◆ **Short task**
Find the lines with the string "présent" and return them.

-- Start Excerpted data --

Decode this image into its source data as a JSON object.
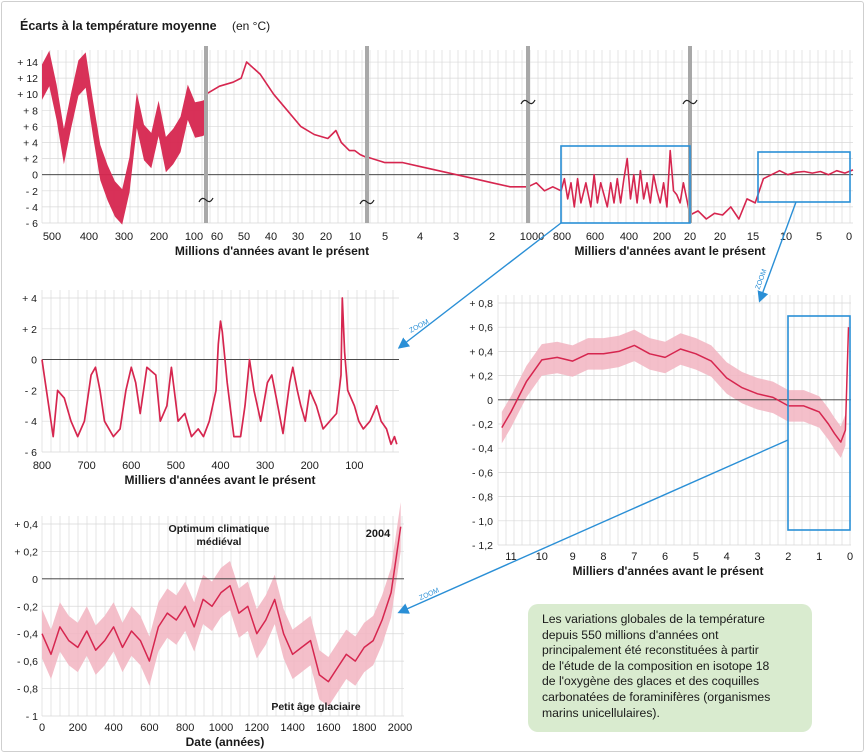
{
  "colors": {
    "series": "#d6264f",
    "band": "#f2b4c1",
    "zoom": "#2a8fd6",
    "grid": "#d9d9d9",
    "axis": "#1a1a1a"
  },
  "chart_data": [
    {
      "id": "main",
      "type": "line",
      "title": "Écarts à la température moyenne",
      "title_unit": "(en °C)",
      "ylabel": "",
      "ylim": [
        -6,
        15
      ],
      "yticks": [
        "+ 14",
        "+ 12",
        "+ 10",
        "+ 8",
        "+ 6",
        "+ 4",
        "+ 2",
        "0",
        "- 2",
        "- 4",
        "- 6"
      ],
      "grid": true,
      "segments": [
        {
          "unit": "Millions d'années",
          "x_range": [
            520,
            70
          ],
          "ticks": [
            "500",
            "400",
            "300",
            "200",
            "100"
          ],
          "x": [
            520,
            500,
            480,
            460,
            440,
            420,
            400,
            380,
            360,
            340,
            320,
            300,
            280,
            260,
            240,
            220,
            200,
            180,
            160,
            140,
            120,
            100,
            80,
            70
          ],
          "y": [
            11.5,
            13.2,
            9,
            3.5,
            8,
            12,
            13,
            7,
            1.5,
            -1,
            -3,
            -4,
            0,
            8,
            4,
            3,
            7,
            2.5,
            3.5,
            5,
            9,
            6.8,
            7,
            7.2
          ],
          "band": 2.2
        },
        {
          "unit": "Millions d'années",
          "x_range": [
            65,
            5.5
          ],
          "ticks": [
            "60",
            "50",
            "40",
            "30",
            "20",
            "10"
          ],
          "x": [
            65,
            60,
            55,
            52,
            50,
            45,
            40,
            35,
            30,
            25,
            20,
            17,
            15,
            12,
            10,
            8,
            6
          ],
          "y": [
            10,
            11,
            11.5,
            12,
            14,
            12.5,
            10,
            8,
            6,
            5,
            4.5,
            5.5,
            4,
            3,
            3,
            2.5,
            2.2
          ]
        },
        {
          "unit": "Millions d'années",
          "x_range": [
            5.5,
            1.0
          ],
          "ticks": [
            "5",
            "4",
            "3",
            "2"
          ],
          "x": [
            5.5,
            5,
            4.5,
            4,
            3.5,
            3,
            2.5,
            2,
            1.5,
            1
          ],
          "y": [
            2.2,
            1.5,
            1.5,
            1,
            0.5,
            0,
            -0.5,
            -1,
            -1.5,
            -1.5
          ]
        },
        {
          "unit": "Milliers d'années",
          "x_range": [
            1000,
            20
          ],
          "ticks": [
            "1000",
            "800",
            "600",
            "400",
            "200",
            "20"
          ],
          "x": [
            1000,
            950,
            900,
            850,
            800,
            780,
            760,
            740,
            720,
            700,
            680,
            650,
            620,
            600,
            580,
            560,
            540,
            520,
            500,
            480,
            460,
            440,
            420,
            400,
            380,
            360,
            340,
            320,
            300,
            280,
            260,
            240,
            220,
            200,
            180,
            160,
            140,
            120,
            100,
            80,
            60,
            40,
            20
          ],
          "y": [
            -1.5,
            -1,
            -2,
            -1.5,
            -2,
            -0.5,
            -3,
            -1,
            -4,
            -0.5,
            -3.5,
            -1,
            -4,
            0,
            -3.5,
            -1,
            -2.5,
            -4,
            -1,
            -3.5,
            -0.5,
            -3.5,
            -0.5,
            2,
            -3,
            0,
            -3.5,
            0.5,
            -3,
            -1,
            -3.5,
            0,
            -2,
            -3.5,
            -1,
            -4,
            3,
            -2,
            -2.5,
            -3.5,
            -1,
            -3,
            -5
          ]
        },
        {
          "unit": "Milliers d'années",
          "x_range": [
            20,
            0
          ],
          "ticks": [
            "20",
            "15",
            "10",
            "5",
            "0"
          ],
          "x": [
            20,
            19,
            18,
            17,
            16,
            15,
            14,
            13,
            12,
            11.5,
            11,
            10,
            9,
            8,
            7,
            6,
            5,
            4,
            3,
            2,
            1,
            0
          ],
          "y": [
            -5,
            -4.5,
            -5.5,
            -4.8,
            -5,
            -4,
            -5.5,
            -3,
            -3.5,
            -2,
            -0.5,
            0,
            0.5,
            0,
            0.3,
            0.4,
            0.2,
            0.4,
            0,
            0.5,
            0.2,
            0.6
          ]
        }
      ],
      "xlabel_left": "Millions d'années avant le présent",
      "xlabel_right": "Milliers d'années avant le présent"
    },
    {
      "id": "zoom800",
      "type": "line",
      "xlabel": "Milliers d'années avant le présent",
      "ylabel": "",
      "xlim": [
        800,
        0
      ],
      "ylim": [
        -6,
        4.5
      ],
      "xticks": [
        "800",
        "700",
        "600",
        "500",
        "400",
        "300",
        "200",
        "100"
      ],
      "yticks": [
        "+ 4",
        "+ 2",
        "0",
        "- 2",
        "- 4",
        "- 6"
      ],
      "grid": true,
      "x": [
        800,
        795,
        785,
        775,
        765,
        750,
        735,
        720,
        705,
        690,
        680,
        670,
        660,
        640,
        625,
        612,
        600,
        590,
        580,
        565,
        545,
        535,
        520,
        510,
        495,
        480,
        465,
        450,
        438,
        425,
        410,
        405,
        400,
        396,
        385,
        370,
        355,
        345,
        335,
        325,
        310,
        295,
        285,
        275,
        260,
        245,
        238,
        228,
        220,
        210,
        200,
        185,
        170,
        155,
        140,
        130,
        127,
        122,
        115,
        100,
        90,
        80,
        65,
        50,
        40,
        28,
        18,
        10,
        5
      ],
      "y": [
        0,
        -1,
        -3,
        -5,
        -2,
        -2.5,
        -4,
        -5,
        -4,
        -1,
        -0.5,
        -2,
        -4,
        -5,
        -4.5,
        -2,
        -0.5,
        -1.5,
        -3.5,
        -0.5,
        -1,
        -4,
        -3,
        -0.5,
        -4,
        -3.5,
        -5,
        -4.5,
        -5,
        -4,
        -2,
        1,
        2.5,
        1.8,
        -1.5,
        -5,
        -5,
        -3,
        0,
        -2,
        -4,
        -1.5,
        -1,
        -2.5,
        -4.8,
        -1.5,
        -0.5,
        -2,
        -3,
        -4,
        -2,
        -3,
        -4.5,
        -4,
        -3.5,
        -1,
        4,
        0.5,
        -2,
        -3,
        -4,
        -4.5,
        -4,
        -3,
        -4,
        -4.5,
        -5.5,
        -5,
        -5.5
      ]
    },
    {
      "id": "zoom11",
      "type": "area",
      "xlabel": "Milliers d'années avant le présent",
      "ylabel": "",
      "xlim": [
        11.5,
        0
      ],
      "ylim": [
        -1.2,
        0.85
      ],
      "xticks": [
        "11",
        "10",
        "9",
        "8",
        "7",
        "6",
        "5",
        "4",
        "3",
        "2",
        "1",
        "0"
      ],
      "yticks": [
        "+ 0,8",
        "+ 0,6",
        "+ 0,4",
        "+ 0,2",
        "0",
        "- 0,2",
        "- 0,4",
        "- 0,6",
        "- 0,8",
        "- 1,0",
        "- 1,2"
      ],
      "grid": true,
      "x": [
        11.3,
        11,
        10.5,
        10,
        9.5,
        9,
        8.5,
        8,
        7.5,
        7,
        6.5,
        6,
        5.5,
        5,
        4.5,
        4,
        3.5,
        3,
        2.5,
        2,
        1.5,
        1.2,
        1,
        0.7,
        0.5,
        0.3,
        0.15,
        0.05
      ],
      "y": [
        -0.23,
        -0.1,
        0.15,
        0.33,
        0.35,
        0.32,
        0.38,
        0.38,
        0.4,
        0.45,
        0.38,
        0.35,
        0.42,
        0.38,
        0.32,
        0.18,
        0.1,
        0.05,
        0.02,
        -0.05,
        -0.05,
        -0.08,
        -0.1,
        -0.2,
        -0.28,
        -0.35,
        -0.25,
        0.6
      ],
      "band": 0.13
    },
    {
      "id": "zoom2000",
      "type": "area",
      "xlabel": "Date (années)",
      "ylabel": "",
      "xlim": [
        0,
        2020
      ],
      "ylim": [
        -1,
        0.45
      ],
      "xticks": [
        "0",
        "200",
        "400",
        "600",
        "800",
        "1000",
        "1200",
        "1400",
        "1600",
        "1800",
        "2000"
      ],
      "yticks": [
        "+ 0,4",
        "+ 0,2",
        "0",
        "- 0,2",
        "- 0,4",
        "- 0,6",
        "- 0,8",
        "- 1"
      ],
      "grid": true,
      "annotations": [
        "Optimum climatique",
        "médiéval",
        "2004",
        "Petit âge glaciaire"
      ],
      "x": [
        0,
        50,
        100,
        150,
        200,
        250,
        300,
        350,
        400,
        450,
        500,
        550,
        600,
        650,
        700,
        750,
        800,
        850,
        900,
        950,
        1000,
        1050,
        1100,
        1150,
        1200,
        1250,
        1300,
        1350,
        1400,
        1450,
        1500,
        1550,
        1600,
        1650,
        1700,
        1750,
        1800,
        1850,
        1900,
        1950,
        2004
      ],
      "y": [
        -0.4,
        -0.55,
        -0.35,
        -0.45,
        -0.5,
        -0.38,
        -0.52,
        -0.45,
        -0.35,
        -0.5,
        -0.38,
        -0.45,
        -0.6,
        -0.35,
        -0.25,
        -0.3,
        -0.2,
        -0.35,
        -0.15,
        -0.2,
        -0.1,
        -0.05,
        -0.25,
        -0.2,
        -0.4,
        -0.3,
        -0.15,
        -0.4,
        -0.55,
        -0.5,
        -0.45,
        -0.7,
        -0.75,
        -0.65,
        -0.55,
        -0.6,
        -0.5,
        -0.45,
        -0.3,
        -0.1,
        0.38
      ],
      "band": 0.18
    }
  ],
  "labels": {
    "zoom": "ZOOM"
  },
  "note": {
    "lines": [
      "Les variations globales de la température",
      "depuis 550 millions d'années ont",
      "principalement été reconstituées à partir",
      "de l'étude de la composition en isotope 18",
      "de l'oxygène des glaces et des coquilles",
      "carbonatées de foraminifères (organismes",
      "marins unicellulaires)."
    ]
  }
}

-- End Excerpted data --

◆ **Written answer**
      "xlabel_left": "Millions d'années avant le présent",
      "xlabel_right": "Milliers d'années avant le présent"
      "xlabel": "Milliers d'années avant le présent",
      "xlabel": "Milliers d'années avant le présent",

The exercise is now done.